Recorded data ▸
┌──

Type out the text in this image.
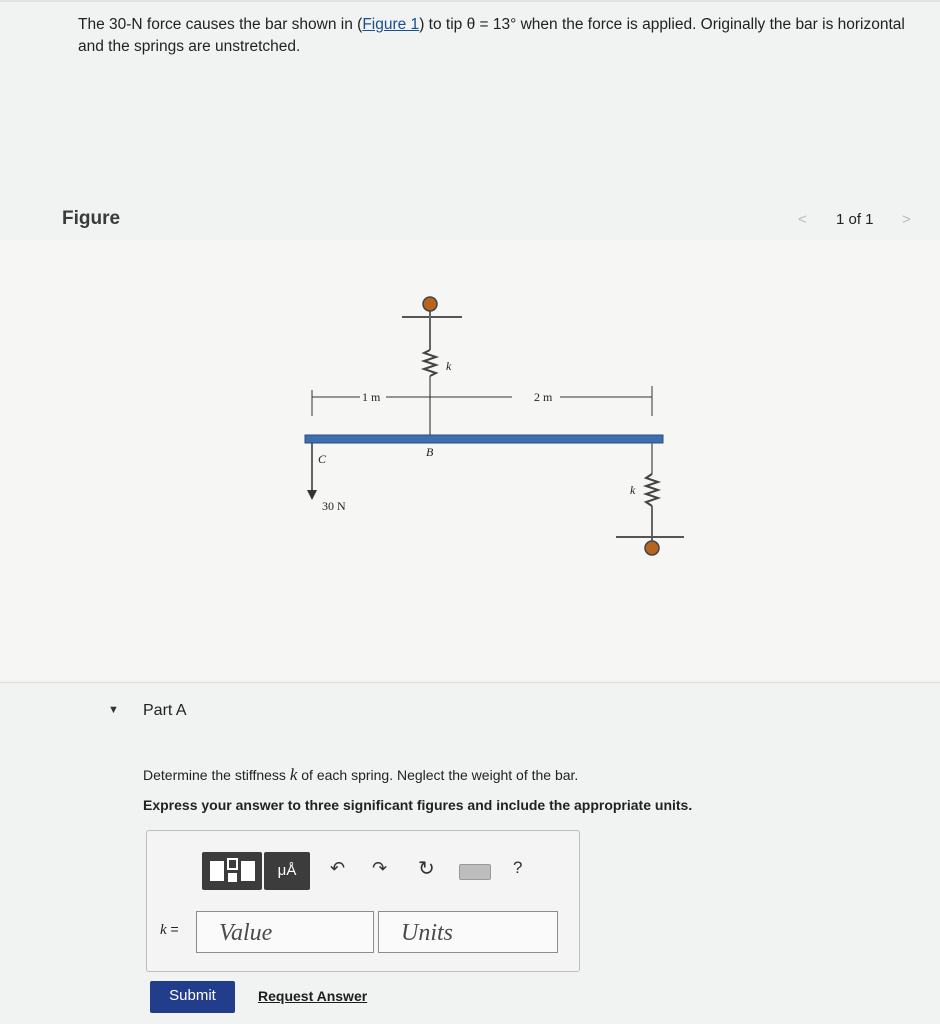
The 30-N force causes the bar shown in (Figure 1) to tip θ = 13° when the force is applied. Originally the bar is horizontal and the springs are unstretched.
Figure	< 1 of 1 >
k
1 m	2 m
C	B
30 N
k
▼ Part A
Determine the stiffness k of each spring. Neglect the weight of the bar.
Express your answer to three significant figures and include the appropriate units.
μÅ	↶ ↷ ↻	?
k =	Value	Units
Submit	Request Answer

└──
┌──

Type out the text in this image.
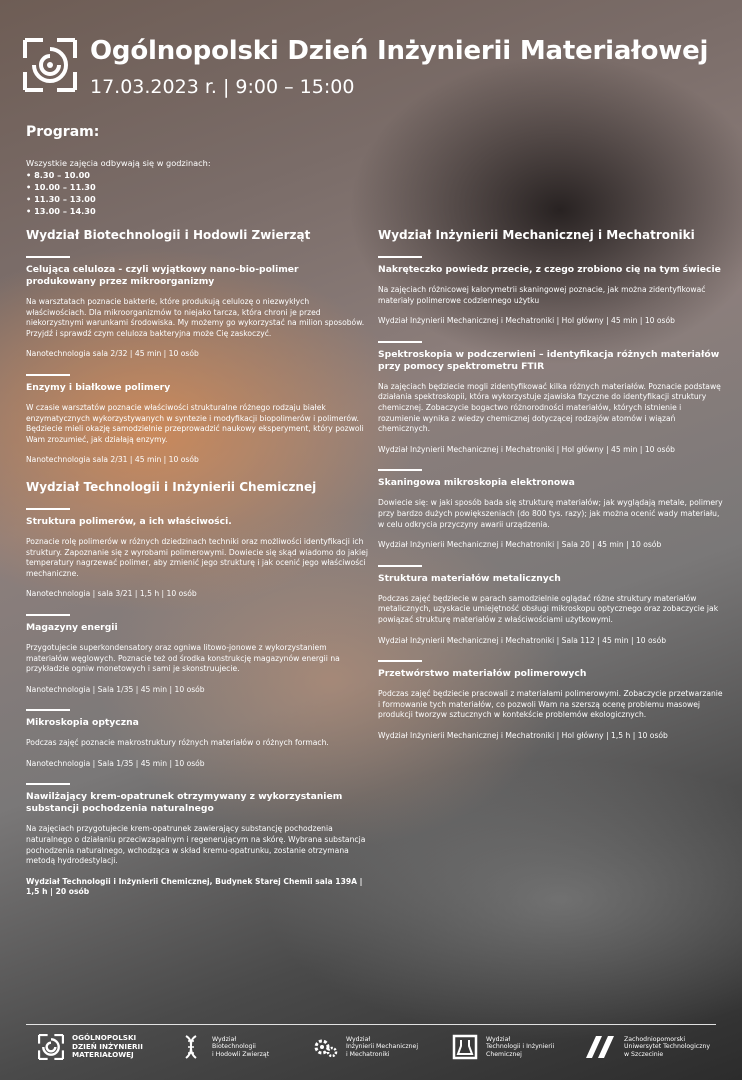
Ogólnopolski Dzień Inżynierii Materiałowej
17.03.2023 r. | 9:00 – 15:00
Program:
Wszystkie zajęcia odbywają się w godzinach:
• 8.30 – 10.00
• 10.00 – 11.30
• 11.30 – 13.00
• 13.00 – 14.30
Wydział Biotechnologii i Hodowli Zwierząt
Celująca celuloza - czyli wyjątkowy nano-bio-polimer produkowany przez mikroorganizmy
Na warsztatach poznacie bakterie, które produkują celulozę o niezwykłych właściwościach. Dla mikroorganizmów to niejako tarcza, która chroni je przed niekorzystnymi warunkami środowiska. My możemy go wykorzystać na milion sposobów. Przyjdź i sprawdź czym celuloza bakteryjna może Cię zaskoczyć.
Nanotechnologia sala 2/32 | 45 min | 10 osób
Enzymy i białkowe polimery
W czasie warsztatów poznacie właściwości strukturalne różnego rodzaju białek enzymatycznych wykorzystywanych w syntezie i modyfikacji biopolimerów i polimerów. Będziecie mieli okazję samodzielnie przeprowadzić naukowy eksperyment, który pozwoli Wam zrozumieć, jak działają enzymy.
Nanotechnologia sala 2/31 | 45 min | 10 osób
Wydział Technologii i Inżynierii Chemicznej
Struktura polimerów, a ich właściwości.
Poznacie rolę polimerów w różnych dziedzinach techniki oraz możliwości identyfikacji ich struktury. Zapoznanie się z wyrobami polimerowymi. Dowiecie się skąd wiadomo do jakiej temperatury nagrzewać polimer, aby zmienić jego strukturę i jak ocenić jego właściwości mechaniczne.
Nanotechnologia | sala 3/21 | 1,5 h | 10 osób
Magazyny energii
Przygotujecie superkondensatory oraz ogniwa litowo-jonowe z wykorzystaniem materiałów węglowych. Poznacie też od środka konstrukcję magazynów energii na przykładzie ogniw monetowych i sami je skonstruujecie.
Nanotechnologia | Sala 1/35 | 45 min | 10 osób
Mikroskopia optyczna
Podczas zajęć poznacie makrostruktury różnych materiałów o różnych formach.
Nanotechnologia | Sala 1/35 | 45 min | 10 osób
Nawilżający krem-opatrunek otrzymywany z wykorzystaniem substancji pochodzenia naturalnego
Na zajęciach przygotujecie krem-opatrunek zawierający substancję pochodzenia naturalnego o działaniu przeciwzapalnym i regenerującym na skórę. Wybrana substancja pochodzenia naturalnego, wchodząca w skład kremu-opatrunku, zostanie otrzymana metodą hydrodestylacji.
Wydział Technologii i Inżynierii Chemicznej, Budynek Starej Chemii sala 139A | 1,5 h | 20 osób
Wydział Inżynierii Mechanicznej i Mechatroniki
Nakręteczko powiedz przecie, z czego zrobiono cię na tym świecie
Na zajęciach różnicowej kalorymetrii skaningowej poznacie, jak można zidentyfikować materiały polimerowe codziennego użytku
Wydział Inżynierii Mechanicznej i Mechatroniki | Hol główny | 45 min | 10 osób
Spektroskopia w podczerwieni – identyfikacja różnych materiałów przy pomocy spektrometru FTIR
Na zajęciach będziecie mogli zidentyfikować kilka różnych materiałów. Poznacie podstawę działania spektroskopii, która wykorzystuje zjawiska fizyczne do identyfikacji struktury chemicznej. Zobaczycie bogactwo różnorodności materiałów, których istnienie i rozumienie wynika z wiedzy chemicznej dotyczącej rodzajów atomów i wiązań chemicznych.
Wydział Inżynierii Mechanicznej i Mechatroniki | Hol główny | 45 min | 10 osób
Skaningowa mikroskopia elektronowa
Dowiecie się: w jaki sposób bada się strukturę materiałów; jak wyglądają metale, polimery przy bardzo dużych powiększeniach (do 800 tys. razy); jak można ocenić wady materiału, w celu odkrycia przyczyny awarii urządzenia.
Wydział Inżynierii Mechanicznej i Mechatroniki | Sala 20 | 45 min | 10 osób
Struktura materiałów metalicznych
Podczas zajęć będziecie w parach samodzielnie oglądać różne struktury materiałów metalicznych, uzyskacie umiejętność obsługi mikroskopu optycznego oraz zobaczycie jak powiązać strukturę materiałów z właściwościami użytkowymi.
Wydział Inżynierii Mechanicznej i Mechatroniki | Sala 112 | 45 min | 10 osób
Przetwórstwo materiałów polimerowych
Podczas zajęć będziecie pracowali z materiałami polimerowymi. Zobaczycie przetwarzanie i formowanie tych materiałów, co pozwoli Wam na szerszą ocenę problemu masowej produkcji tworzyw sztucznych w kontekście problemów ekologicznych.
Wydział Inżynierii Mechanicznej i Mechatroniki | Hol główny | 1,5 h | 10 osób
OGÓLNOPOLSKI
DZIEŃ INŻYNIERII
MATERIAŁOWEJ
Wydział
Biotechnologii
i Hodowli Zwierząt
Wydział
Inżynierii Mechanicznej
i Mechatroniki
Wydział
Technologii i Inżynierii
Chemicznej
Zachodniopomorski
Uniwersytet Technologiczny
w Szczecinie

└──

Copy out each line of the data where the string "Dowiecie" appears.

WRITTEN REPLY ▸
Poznacie rolę polimerów w różnych dziedzinach techniki oraz możliwości identyfikacji ich struktury. Zapoznanie się z wyrobami polimerowymi. Dowiecie się skąd wiadomo do jakiej temperatury nagrzewać polimer, aby zmienić jego strukturę i jak ocenić jego właściwości mechaniczne.
Dowiecie się: w jaki sposób bada się strukturę materiałów; jak wyglądają metale, polimery przy bardzo dużych powiększeniach (do 800 tys. razy); jak można ocenić wady materiału, w celu odkrycia przyczyny awarii urządzenia.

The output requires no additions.